**Work required**
Go through the lines below and copy each one that holds the string "JSON".

## Start

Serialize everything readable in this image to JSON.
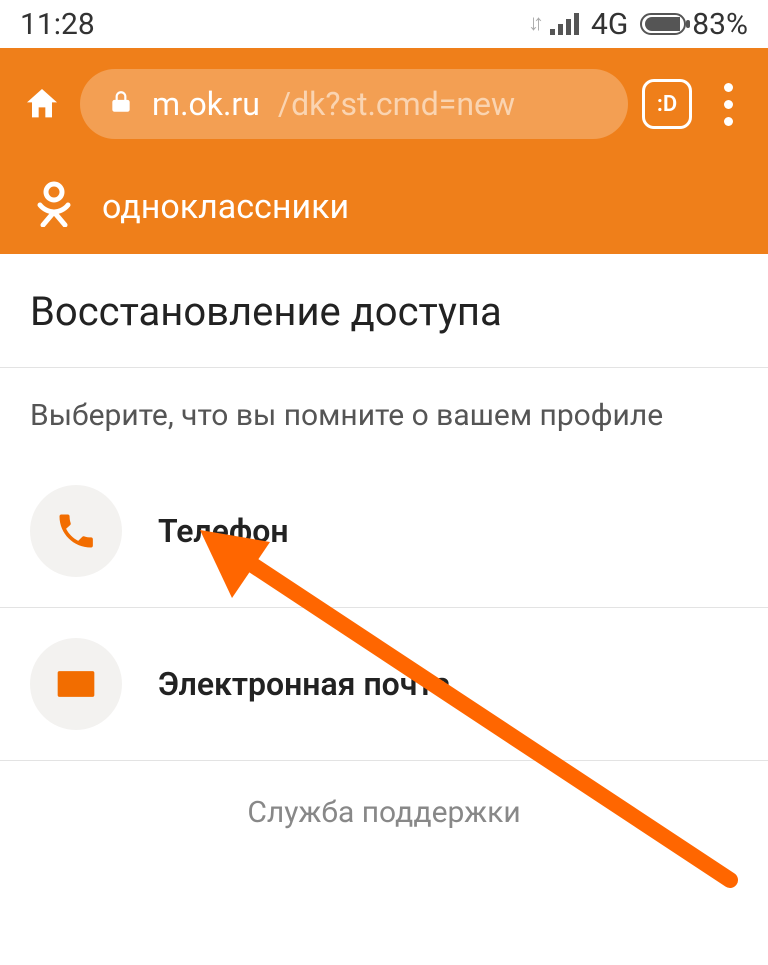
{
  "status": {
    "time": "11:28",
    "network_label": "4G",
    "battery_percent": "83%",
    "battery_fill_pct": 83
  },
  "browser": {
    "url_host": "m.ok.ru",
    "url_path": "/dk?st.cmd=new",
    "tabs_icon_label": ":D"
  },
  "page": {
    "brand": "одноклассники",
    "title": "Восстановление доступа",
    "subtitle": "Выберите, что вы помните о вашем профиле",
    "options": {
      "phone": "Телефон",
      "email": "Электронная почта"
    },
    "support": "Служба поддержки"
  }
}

## End
## Start

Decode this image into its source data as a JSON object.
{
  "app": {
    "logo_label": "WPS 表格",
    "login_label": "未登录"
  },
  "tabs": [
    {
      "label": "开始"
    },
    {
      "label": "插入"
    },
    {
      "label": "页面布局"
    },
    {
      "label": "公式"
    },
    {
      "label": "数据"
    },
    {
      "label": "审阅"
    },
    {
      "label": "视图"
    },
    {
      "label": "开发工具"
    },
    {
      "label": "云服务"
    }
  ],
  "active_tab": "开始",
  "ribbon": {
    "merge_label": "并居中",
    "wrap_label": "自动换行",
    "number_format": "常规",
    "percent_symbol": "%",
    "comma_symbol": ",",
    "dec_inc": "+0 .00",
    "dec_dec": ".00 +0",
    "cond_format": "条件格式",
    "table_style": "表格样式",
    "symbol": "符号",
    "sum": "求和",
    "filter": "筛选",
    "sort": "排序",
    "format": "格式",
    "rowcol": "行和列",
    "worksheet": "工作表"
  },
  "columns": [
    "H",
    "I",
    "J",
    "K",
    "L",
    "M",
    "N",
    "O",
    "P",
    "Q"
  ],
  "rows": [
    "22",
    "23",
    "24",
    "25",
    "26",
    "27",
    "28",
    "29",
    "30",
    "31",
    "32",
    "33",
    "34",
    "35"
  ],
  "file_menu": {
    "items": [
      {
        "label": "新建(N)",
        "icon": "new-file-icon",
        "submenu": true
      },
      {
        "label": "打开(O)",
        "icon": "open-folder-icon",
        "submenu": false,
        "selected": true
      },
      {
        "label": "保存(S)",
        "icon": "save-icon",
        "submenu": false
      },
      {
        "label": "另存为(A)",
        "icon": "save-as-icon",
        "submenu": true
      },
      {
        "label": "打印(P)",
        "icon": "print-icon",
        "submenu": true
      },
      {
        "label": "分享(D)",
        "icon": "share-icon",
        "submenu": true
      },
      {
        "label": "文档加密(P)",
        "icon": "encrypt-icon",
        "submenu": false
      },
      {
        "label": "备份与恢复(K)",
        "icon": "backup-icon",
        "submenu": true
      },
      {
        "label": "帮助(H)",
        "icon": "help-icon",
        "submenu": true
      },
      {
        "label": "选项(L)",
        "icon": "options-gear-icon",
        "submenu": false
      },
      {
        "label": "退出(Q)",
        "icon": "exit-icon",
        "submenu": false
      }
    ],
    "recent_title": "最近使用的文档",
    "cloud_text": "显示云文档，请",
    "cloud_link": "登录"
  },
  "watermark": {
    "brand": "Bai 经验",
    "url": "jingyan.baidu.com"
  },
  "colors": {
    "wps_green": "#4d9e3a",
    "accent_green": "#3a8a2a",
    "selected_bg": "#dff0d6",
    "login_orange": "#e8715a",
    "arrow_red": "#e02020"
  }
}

## End
## Start

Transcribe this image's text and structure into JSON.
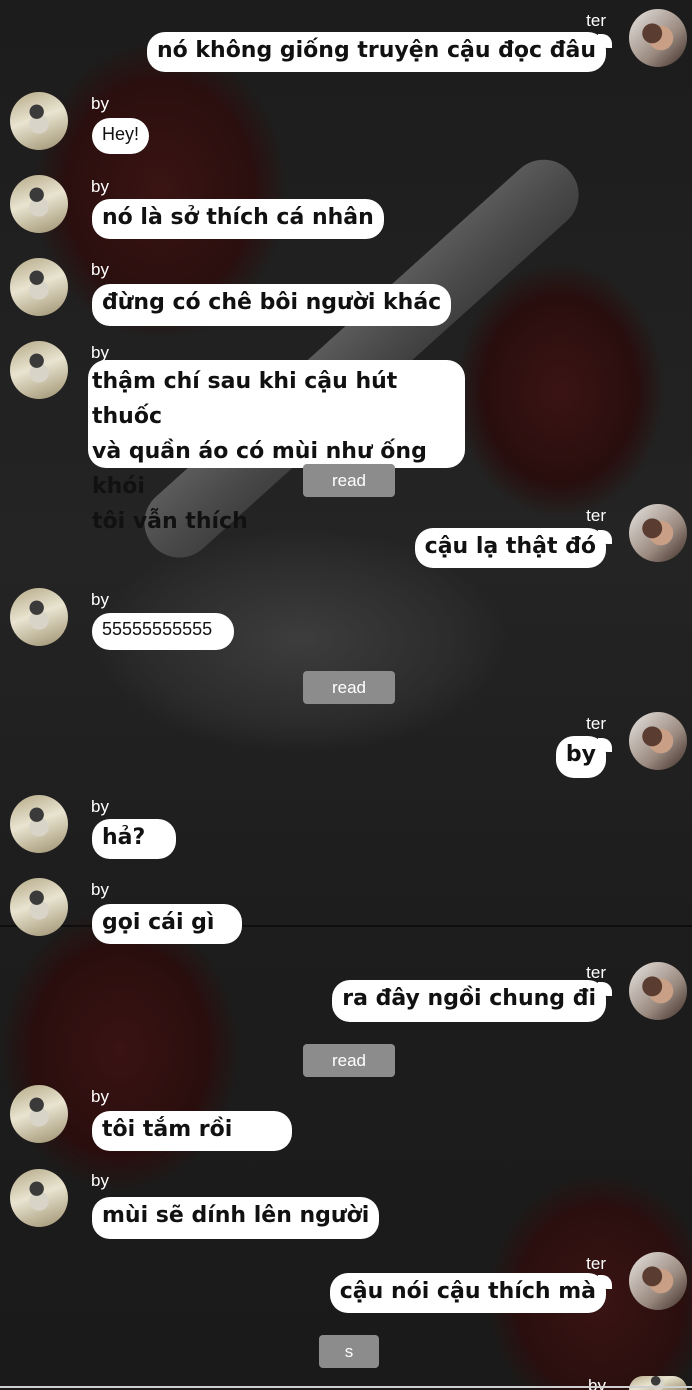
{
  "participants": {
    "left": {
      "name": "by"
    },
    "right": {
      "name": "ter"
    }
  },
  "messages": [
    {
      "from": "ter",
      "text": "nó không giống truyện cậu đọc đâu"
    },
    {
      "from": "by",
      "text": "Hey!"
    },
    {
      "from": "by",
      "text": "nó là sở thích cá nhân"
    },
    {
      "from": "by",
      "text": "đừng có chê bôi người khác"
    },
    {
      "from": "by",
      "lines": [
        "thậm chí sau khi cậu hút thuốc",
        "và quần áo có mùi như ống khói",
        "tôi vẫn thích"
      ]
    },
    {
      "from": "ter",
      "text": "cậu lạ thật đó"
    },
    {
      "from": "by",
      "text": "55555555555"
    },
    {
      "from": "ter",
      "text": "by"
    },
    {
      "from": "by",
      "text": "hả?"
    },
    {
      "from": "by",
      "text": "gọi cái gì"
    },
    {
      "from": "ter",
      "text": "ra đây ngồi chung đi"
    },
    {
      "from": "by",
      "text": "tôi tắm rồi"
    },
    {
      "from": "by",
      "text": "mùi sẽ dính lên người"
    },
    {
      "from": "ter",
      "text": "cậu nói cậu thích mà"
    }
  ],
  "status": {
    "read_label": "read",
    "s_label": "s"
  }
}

## End

**Reply**
Serialize everything readable in this image to JSON.
Decode this image into its source data as a JSON object.
Transcribe this image's text and structure into JSON.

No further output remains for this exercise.